**Exercise material**
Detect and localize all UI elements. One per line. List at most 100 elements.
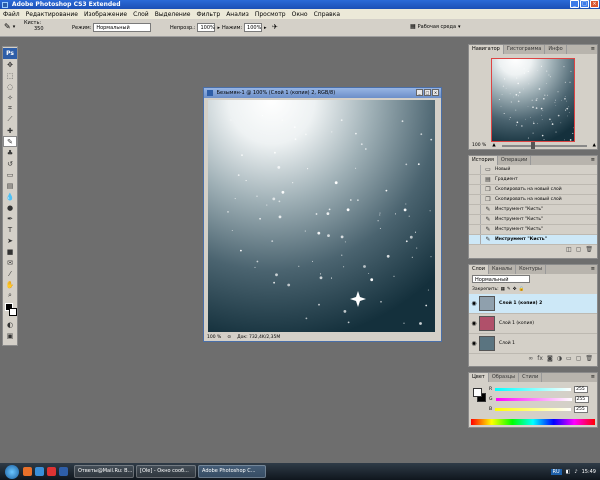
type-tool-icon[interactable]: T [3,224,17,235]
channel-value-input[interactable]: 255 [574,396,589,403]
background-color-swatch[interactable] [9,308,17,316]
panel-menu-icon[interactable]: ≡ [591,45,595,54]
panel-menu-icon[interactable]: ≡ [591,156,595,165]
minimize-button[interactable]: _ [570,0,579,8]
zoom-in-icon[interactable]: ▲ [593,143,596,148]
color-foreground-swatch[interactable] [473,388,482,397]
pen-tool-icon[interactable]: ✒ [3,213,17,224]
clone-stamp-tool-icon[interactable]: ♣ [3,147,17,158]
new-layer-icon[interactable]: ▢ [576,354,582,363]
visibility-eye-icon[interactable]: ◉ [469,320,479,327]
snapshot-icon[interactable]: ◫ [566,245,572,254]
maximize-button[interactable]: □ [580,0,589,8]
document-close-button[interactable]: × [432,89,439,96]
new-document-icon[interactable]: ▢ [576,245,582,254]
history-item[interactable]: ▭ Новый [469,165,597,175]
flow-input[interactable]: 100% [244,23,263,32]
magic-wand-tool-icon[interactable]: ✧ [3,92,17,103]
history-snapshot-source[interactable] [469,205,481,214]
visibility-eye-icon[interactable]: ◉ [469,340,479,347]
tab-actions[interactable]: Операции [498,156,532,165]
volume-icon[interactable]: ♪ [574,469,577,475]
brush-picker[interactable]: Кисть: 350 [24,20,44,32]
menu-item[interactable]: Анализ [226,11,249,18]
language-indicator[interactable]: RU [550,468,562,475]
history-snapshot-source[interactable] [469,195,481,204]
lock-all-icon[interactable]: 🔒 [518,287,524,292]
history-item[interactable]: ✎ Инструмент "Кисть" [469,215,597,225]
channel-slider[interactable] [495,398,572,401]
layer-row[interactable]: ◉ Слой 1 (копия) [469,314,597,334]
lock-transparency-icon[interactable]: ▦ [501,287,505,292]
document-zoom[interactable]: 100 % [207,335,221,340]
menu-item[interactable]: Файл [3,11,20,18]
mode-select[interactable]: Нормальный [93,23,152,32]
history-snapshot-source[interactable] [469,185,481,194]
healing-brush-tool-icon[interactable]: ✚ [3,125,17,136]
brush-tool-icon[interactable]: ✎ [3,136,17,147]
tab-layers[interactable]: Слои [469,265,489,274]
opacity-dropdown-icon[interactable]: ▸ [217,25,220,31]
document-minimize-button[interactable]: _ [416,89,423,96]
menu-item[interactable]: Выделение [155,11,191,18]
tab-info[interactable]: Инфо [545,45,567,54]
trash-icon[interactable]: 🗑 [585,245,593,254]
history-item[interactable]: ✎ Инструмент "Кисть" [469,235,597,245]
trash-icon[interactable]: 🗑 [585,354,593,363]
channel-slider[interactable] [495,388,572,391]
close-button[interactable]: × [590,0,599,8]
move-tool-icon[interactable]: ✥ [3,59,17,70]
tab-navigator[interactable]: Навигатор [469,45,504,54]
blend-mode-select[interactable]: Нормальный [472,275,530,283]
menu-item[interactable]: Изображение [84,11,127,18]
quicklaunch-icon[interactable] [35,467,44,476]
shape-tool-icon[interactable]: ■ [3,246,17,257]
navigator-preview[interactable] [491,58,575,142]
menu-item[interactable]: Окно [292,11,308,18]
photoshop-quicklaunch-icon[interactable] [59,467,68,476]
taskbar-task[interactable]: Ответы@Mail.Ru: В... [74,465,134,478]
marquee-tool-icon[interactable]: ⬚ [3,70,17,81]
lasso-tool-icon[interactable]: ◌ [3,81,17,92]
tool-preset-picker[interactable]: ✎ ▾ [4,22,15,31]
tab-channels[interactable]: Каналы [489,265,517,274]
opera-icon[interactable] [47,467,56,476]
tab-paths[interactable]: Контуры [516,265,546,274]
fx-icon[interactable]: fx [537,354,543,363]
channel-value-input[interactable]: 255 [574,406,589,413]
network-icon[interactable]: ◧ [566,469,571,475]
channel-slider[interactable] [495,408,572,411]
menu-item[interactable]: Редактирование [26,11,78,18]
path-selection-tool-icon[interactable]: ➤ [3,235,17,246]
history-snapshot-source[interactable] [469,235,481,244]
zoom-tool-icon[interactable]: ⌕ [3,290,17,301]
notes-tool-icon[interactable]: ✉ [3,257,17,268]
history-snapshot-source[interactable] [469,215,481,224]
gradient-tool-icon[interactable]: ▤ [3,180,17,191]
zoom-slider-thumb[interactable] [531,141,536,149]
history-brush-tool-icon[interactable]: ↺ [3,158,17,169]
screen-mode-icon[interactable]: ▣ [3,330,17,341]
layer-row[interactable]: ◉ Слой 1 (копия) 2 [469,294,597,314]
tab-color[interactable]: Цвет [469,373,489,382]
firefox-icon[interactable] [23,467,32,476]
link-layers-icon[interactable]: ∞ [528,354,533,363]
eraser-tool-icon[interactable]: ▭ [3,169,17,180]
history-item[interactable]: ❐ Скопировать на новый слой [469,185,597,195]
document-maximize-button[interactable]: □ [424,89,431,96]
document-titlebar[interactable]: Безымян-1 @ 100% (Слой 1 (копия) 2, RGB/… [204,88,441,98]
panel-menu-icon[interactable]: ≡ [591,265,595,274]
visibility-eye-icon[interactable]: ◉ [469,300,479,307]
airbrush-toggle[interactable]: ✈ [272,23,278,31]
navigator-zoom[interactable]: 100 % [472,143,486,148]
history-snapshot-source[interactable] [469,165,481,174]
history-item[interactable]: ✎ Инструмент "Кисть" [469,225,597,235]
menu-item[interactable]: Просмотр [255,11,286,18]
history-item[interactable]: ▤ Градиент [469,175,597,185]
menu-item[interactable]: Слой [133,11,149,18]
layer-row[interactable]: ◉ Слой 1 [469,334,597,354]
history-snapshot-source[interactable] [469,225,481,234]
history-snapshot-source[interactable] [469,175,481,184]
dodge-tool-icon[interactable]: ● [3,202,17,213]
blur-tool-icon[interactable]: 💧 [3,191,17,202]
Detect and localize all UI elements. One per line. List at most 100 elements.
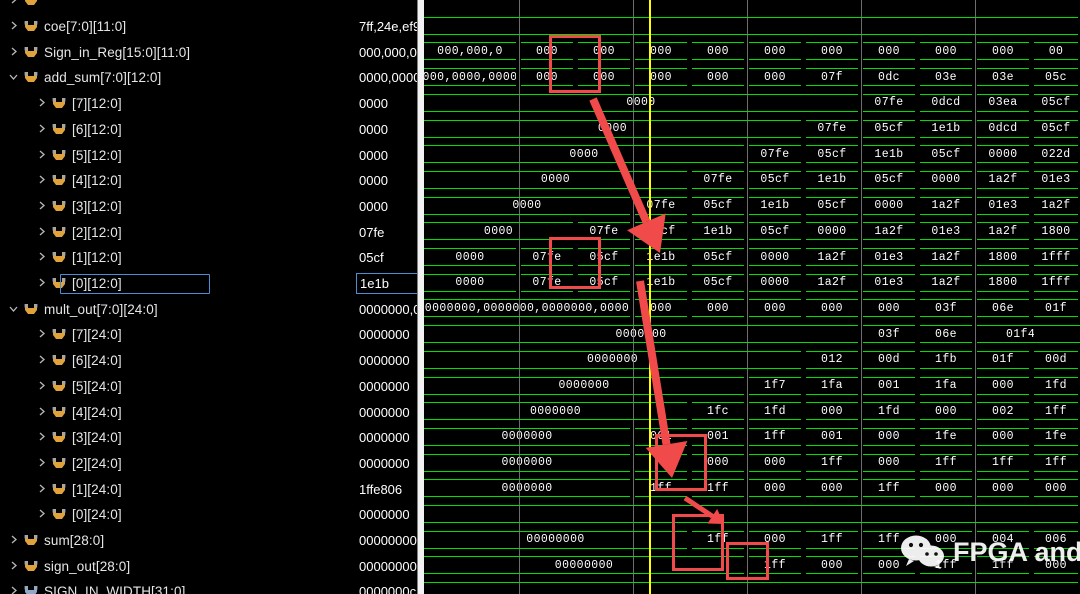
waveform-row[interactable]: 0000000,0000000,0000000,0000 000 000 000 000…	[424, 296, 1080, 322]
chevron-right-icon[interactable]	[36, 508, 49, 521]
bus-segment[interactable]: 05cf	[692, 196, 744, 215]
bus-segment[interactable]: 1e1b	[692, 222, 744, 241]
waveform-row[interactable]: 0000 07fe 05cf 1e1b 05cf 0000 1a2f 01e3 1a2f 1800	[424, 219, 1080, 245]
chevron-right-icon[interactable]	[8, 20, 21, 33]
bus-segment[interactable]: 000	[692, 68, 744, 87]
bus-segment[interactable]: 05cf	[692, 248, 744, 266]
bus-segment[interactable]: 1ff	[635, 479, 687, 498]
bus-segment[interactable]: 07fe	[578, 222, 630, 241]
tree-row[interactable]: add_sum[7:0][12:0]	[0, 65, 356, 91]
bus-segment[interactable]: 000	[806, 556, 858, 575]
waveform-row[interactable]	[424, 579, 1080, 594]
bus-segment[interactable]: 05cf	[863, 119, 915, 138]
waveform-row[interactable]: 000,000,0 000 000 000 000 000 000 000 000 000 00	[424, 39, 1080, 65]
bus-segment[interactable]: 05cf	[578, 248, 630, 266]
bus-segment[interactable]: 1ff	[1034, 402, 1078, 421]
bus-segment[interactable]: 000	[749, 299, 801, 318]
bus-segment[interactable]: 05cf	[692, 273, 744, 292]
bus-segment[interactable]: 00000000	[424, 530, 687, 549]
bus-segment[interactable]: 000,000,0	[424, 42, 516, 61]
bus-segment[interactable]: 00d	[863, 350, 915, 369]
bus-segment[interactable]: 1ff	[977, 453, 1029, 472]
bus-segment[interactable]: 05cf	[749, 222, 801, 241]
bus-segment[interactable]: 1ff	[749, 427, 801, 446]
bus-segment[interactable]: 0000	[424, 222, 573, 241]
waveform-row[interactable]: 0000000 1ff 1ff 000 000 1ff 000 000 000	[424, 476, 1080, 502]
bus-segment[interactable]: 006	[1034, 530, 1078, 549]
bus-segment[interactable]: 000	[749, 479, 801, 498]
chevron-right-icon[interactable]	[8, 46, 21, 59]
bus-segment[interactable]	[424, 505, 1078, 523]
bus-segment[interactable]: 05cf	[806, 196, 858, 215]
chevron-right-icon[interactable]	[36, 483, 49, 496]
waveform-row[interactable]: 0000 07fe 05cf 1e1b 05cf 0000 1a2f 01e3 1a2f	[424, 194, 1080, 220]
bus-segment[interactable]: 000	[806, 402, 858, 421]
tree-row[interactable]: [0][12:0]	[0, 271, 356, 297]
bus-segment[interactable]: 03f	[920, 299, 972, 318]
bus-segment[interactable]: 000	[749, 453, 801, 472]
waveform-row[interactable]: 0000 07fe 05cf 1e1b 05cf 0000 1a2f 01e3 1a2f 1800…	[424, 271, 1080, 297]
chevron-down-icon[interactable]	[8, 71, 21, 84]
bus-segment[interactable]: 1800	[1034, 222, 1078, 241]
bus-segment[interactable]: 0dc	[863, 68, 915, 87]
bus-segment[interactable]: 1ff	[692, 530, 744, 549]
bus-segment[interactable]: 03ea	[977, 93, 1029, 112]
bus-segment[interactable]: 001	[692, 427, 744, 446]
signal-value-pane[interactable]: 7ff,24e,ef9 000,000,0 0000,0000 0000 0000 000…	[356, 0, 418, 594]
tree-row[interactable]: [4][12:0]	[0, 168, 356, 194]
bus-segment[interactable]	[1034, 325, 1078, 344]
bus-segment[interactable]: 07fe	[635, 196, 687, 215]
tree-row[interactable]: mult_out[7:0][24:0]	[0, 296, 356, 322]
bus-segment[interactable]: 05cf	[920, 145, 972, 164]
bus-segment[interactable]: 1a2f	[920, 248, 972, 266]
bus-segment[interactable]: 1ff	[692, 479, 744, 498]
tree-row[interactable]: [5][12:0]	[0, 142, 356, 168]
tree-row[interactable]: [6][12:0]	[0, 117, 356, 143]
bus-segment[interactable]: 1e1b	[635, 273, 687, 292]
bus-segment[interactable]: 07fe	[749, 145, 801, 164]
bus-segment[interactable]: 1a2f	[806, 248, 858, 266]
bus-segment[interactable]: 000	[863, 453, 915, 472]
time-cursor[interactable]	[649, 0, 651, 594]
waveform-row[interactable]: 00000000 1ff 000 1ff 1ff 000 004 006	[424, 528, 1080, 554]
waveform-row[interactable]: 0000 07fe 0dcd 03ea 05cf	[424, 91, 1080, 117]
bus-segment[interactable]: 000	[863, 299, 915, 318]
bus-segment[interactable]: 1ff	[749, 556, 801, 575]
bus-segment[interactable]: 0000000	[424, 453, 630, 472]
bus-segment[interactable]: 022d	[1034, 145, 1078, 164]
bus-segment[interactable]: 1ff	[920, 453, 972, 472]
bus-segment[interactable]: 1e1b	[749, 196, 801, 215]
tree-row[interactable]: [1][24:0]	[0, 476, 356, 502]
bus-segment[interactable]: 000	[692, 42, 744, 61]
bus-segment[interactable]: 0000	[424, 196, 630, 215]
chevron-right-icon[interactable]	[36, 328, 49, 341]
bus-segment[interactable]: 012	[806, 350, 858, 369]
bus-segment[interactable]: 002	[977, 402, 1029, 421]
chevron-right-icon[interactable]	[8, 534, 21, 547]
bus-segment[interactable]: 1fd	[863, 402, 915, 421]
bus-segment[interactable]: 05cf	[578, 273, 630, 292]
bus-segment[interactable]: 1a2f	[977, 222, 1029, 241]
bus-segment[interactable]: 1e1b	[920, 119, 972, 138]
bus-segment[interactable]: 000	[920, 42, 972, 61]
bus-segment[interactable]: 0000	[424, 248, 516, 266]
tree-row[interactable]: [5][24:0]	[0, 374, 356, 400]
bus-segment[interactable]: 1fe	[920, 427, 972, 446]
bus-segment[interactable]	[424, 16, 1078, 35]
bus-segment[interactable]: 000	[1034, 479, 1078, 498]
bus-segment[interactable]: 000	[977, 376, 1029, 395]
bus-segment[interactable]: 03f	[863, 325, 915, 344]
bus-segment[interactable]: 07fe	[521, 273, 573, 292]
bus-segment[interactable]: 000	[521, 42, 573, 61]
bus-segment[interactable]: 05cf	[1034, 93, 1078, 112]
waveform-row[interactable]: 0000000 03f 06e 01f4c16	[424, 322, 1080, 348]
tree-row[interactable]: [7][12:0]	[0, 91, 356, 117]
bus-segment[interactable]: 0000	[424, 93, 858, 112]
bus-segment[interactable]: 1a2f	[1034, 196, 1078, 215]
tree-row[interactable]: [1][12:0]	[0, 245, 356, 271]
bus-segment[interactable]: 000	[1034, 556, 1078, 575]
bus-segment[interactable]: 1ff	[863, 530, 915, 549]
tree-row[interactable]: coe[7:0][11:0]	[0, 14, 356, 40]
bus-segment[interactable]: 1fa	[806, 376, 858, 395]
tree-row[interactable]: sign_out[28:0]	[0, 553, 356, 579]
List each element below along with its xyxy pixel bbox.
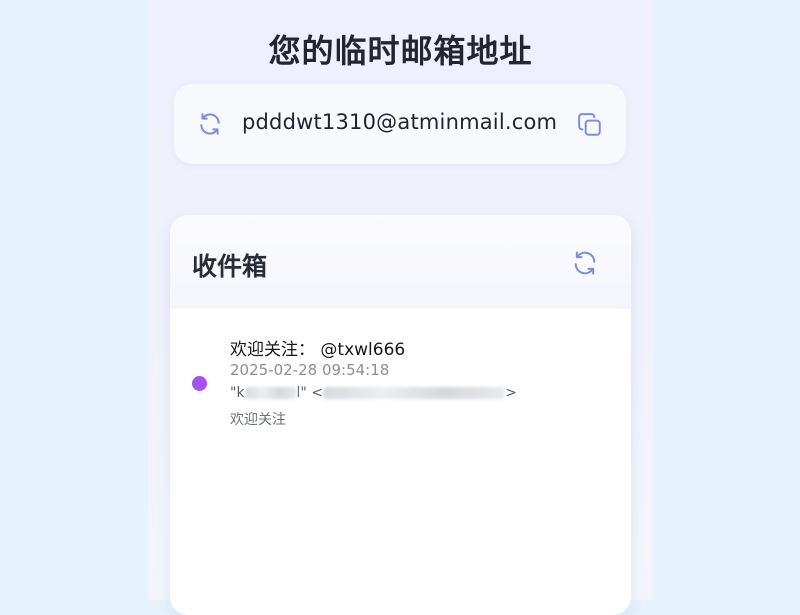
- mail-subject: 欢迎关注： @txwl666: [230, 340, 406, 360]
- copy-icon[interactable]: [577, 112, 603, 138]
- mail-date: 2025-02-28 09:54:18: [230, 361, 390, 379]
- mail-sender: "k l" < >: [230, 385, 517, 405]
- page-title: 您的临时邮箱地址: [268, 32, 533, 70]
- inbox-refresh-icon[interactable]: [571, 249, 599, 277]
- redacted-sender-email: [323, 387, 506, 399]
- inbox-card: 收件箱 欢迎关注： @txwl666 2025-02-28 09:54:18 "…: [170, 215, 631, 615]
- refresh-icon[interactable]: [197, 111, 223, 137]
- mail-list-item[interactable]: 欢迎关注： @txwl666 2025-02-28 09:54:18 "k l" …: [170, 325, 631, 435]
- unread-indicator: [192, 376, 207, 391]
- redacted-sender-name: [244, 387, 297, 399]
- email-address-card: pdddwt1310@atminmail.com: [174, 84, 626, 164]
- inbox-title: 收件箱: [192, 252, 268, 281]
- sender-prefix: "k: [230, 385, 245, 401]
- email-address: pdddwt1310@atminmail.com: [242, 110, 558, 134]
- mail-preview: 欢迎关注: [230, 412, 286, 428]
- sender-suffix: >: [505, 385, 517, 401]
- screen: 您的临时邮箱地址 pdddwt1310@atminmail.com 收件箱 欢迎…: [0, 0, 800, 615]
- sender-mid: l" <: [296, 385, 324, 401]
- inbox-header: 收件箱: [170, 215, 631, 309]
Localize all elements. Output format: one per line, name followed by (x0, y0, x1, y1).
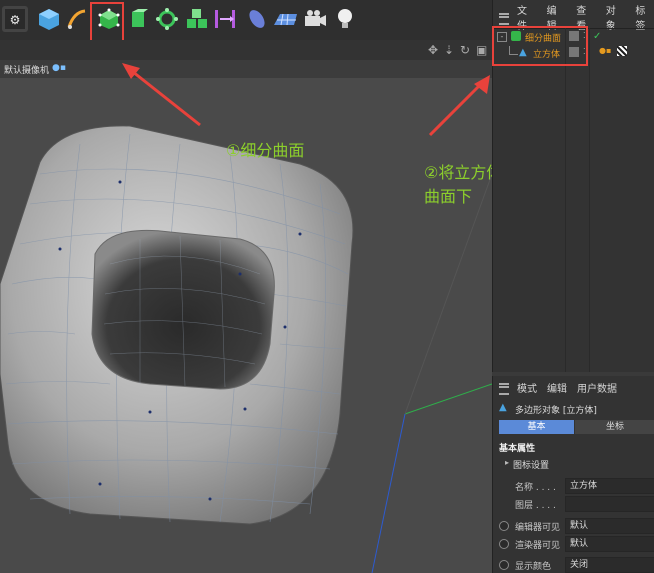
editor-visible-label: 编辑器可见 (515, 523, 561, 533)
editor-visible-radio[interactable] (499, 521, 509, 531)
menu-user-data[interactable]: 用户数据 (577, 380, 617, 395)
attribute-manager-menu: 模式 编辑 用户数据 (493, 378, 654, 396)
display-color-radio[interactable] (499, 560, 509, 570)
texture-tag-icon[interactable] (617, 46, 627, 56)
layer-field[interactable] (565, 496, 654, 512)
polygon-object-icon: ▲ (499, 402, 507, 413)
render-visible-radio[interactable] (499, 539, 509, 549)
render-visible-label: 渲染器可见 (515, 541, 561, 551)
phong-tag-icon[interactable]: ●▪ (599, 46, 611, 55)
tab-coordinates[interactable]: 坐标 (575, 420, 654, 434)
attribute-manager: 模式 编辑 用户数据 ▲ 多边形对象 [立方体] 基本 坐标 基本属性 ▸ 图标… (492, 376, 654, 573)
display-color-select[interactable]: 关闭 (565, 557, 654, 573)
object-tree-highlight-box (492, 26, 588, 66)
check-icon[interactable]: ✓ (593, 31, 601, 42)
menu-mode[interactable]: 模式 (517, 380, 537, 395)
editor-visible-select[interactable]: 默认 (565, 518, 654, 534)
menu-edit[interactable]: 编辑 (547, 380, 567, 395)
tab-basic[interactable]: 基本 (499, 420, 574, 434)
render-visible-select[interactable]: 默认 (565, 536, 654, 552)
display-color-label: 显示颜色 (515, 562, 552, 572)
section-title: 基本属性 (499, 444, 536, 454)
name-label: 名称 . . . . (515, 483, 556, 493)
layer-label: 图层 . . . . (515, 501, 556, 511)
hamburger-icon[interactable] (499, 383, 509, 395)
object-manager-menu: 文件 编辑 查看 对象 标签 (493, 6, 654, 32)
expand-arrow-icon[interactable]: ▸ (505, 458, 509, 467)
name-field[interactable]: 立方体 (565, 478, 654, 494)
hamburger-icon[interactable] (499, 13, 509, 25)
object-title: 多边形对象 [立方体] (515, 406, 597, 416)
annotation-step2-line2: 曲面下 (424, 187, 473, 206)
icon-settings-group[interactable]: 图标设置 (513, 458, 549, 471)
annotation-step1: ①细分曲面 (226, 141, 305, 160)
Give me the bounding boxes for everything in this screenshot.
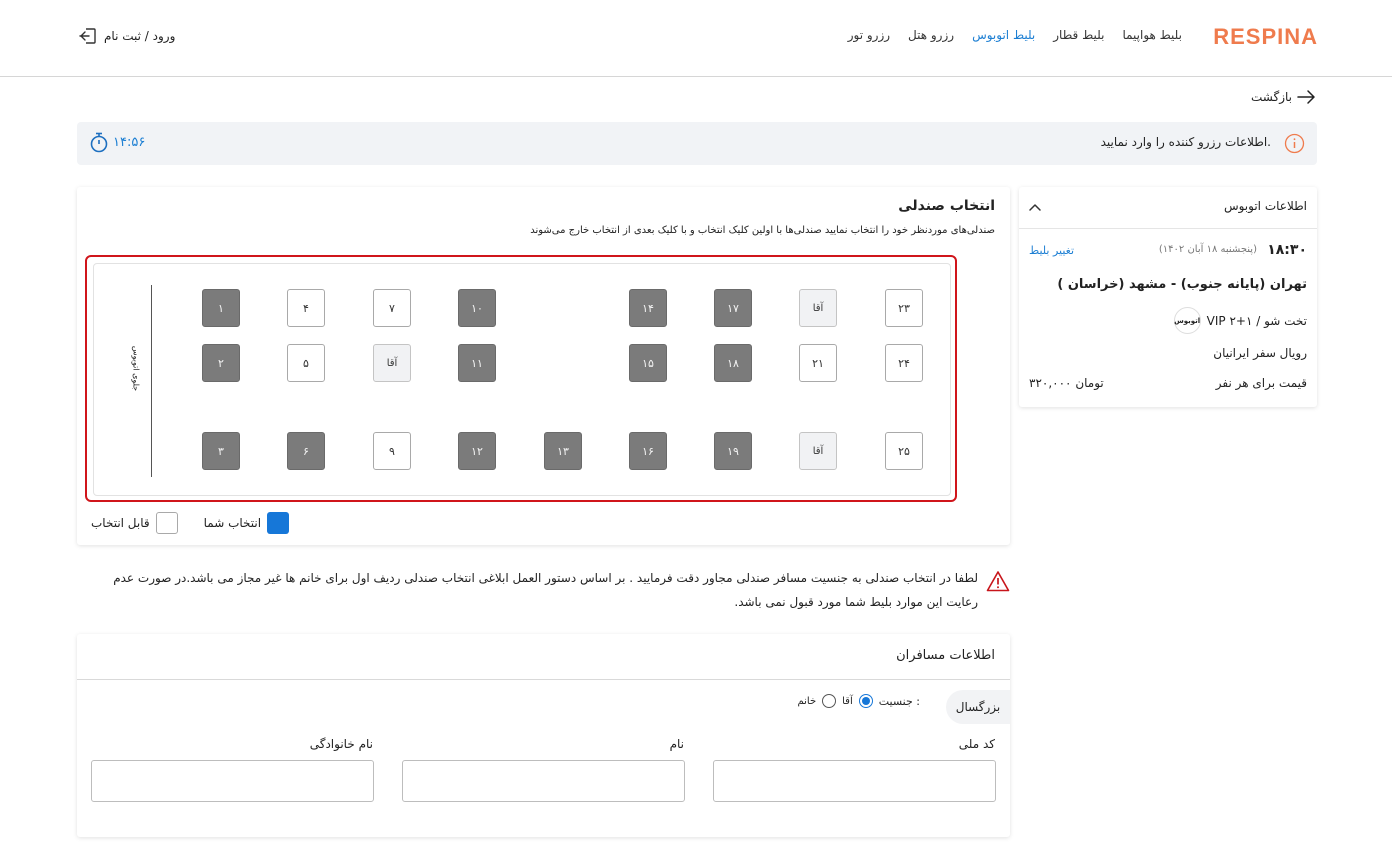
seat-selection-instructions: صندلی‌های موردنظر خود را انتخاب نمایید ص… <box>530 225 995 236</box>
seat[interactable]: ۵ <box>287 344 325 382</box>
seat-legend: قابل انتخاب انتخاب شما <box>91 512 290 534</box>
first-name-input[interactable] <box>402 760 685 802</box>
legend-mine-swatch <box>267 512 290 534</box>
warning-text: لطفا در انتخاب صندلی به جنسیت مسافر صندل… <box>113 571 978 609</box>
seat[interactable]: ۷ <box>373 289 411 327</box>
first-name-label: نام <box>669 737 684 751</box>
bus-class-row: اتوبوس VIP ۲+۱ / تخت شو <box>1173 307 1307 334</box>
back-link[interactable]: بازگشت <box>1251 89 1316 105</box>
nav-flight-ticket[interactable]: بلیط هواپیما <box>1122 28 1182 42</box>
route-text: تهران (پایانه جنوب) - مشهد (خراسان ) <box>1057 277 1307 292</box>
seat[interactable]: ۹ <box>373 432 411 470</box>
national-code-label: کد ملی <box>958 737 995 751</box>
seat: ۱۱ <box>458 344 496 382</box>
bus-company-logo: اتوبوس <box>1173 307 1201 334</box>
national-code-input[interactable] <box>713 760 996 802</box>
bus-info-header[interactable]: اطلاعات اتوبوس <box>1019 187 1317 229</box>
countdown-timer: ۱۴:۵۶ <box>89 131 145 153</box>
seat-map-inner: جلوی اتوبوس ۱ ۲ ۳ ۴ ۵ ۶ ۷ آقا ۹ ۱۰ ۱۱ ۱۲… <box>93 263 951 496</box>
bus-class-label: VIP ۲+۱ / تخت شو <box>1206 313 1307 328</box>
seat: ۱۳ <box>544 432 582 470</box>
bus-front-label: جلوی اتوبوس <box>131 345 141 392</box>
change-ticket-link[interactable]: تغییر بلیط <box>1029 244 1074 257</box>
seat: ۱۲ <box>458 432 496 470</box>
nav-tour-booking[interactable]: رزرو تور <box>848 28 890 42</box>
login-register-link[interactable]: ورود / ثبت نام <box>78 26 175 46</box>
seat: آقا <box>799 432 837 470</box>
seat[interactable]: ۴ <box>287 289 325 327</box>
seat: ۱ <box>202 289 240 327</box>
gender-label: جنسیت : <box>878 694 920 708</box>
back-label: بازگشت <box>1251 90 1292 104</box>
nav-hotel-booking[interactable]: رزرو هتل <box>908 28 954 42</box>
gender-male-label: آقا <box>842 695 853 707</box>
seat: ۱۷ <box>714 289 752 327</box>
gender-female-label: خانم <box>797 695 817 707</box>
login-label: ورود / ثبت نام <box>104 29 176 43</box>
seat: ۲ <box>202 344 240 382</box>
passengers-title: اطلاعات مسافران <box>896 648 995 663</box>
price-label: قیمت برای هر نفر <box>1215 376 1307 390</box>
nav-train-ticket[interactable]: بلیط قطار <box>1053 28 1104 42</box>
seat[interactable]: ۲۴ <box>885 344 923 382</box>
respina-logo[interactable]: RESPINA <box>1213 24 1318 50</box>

**Task objective**
Transcribe, without any change, the lines in the entries above that begin with the line containing "seat-selection-instructions: صندلی‌های موردنظر" and continue through the line containing "change-ticket-link[interactable]: تغییر بلیط", including both of those lines.

**Written response**
seat-selection-instructions: صندلی‌های موردنظر خود را انتخاب نمایید ص… <box>530 225 995 236</box>
seat[interactable]: ۵ <box>287 344 325 382</box>
seat-legend: قابل انتخاب انتخاب شما <box>91 512 290 534</box>
first-name-input[interactable] <box>402 760 685 802</box>
legend-mine-swatch <box>267 512 290 534</box>
warning-text: لطفا در انتخاب صندلی به جنسیت مسافر صندل… <box>113 571 978 609</box>
seat[interactable]: ۷ <box>373 289 411 327</box>
first-name-label: نام <box>669 737 684 751</box>
bus-class-row: اتوبوس VIP ۲+۱ / تخت شو <box>1173 307 1307 334</box>
back-link[interactable]: بازگشت <box>1251 89 1316 105</box>
nav-flight-ticket[interactable]: بلیط هواپیما <box>1122 28 1182 42</box>
route-text: تهران (پایانه جنوب) - مشهد (خراسان ) <box>1057 277 1307 292</box>
seat[interactable]: ۹ <box>373 432 411 470</box>
national-code-label: کد ملی <box>958 737 995 751</box>
seat: ۱۱ <box>458 344 496 382</box>
bus-company-logo: اتوبوس <box>1173 307 1201 334</box>
national-code-input[interactable] <box>713 760 996 802</box>
bus-info-header[interactable]: اطلاعات اتوبوس <box>1019 187 1317 229</box>
countdown-timer: ۱۴:۵۶ <box>89 131 145 153</box>
seat-map-inner: جلوی اتوبوس ۱ ۲ ۳ ۴ ۵ ۶ ۷ آقا ۹ ۱۰ ۱۱ ۱۲… <box>93 263 951 496</box>
bus-class-label: VIP ۲+۱ / تخت شو <box>1206 313 1307 328</box>
seat: ۱۳ <box>544 432 582 470</box>
bus-front-label: جلوی اتوبوس <box>131 345 141 392</box>
change-ticket-link[interactable]: تغییر بلیط <box>1029 244 1074 257</box>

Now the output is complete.